Required task: Below are some records. Say how many of their lines contain the string "this", and give nothing but the number.

Data to use:
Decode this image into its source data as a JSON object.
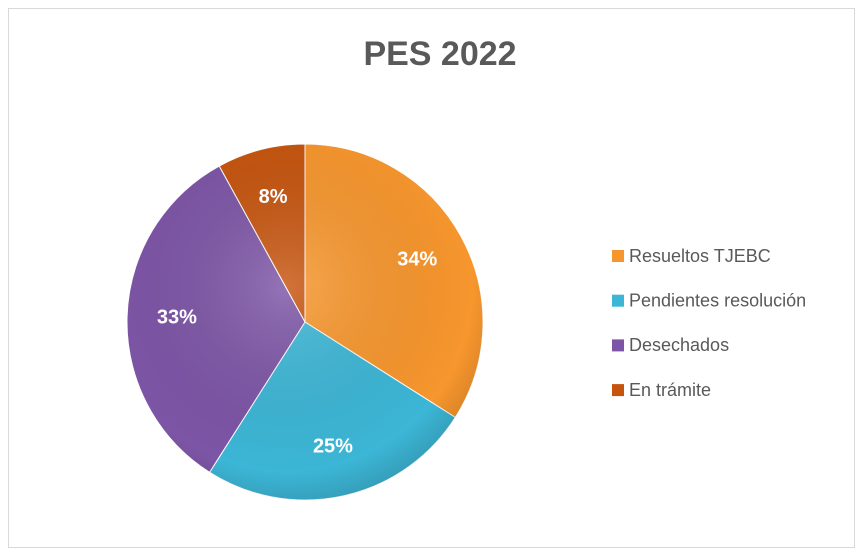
{
  "chart_data": {
    "type": "pie",
    "title": "PES 2022",
    "categories": [
      "Resueltos TJEBC",
      "Pendientes resolución",
      "Desechados",
      "En trámite"
    ],
    "values": [
      34,
      25,
      33,
      8
    ],
    "value_labels": [
      "34%",
      "25%",
      "33%",
      "8%"
    ],
    "colors": [
      "#f7962d",
      "#3cb6d6",
      "#7d55a6",
      "#c6540e"
    ],
    "legend": "right"
  }
}
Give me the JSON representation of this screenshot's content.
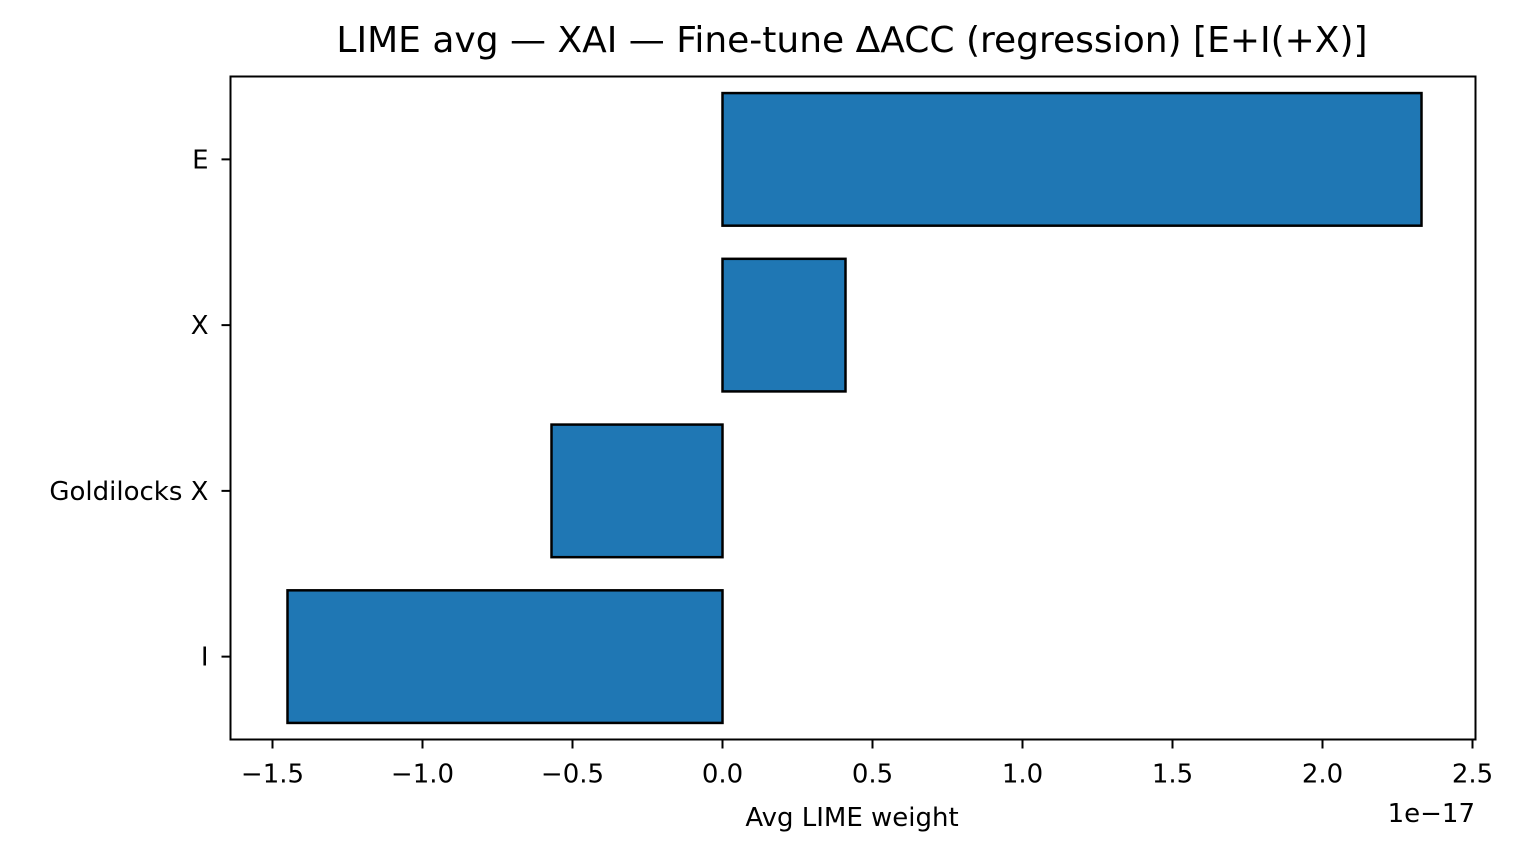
{
  "chart_data": {
    "type": "bar",
    "orientation": "horizontal",
    "title": "LIME avg — XAI — Fine-tune ΔACC (regression) [E+I(+X)]",
    "xlabel": "Avg LIME weight",
    "ylabel": "",
    "x_offset_label": "1e−17",
    "x_scale": 1e-17,
    "categories": [
      "E",
      "X",
      "Goldilocks X",
      "I"
    ],
    "values": [
      2.33,
      0.41,
      -0.57,
      -1.45
    ],
    "xlim": [
      -1.64,
      2.51
    ],
    "xticks": [
      {
        "value": -1.5,
        "label": "−1.5"
      },
      {
        "value": -1.0,
        "label": "−1.0"
      },
      {
        "value": -0.5,
        "label": "−0.5"
      },
      {
        "value": 0.0,
        "label": "0.0"
      },
      {
        "value": 0.5,
        "label": "0.5"
      },
      {
        "value": 1.0,
        "label": "1.0"
      },
      {
        "value": 1.5,
        "label": "1.5"
      },
      {
        "value": 2.0,
        "label": "2.0"
      },
      {
        "value": 2.5,
        "label": "2.5"
      }
    ],
    "grid": false,
    "legend": "none",
    "colors": {
      "bar_fill": "#1f77b4",
      "bar_edge": "#000000",
      "axes": "#000000",
      "background": "#ffffff"
    }
  }
}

The answer: 2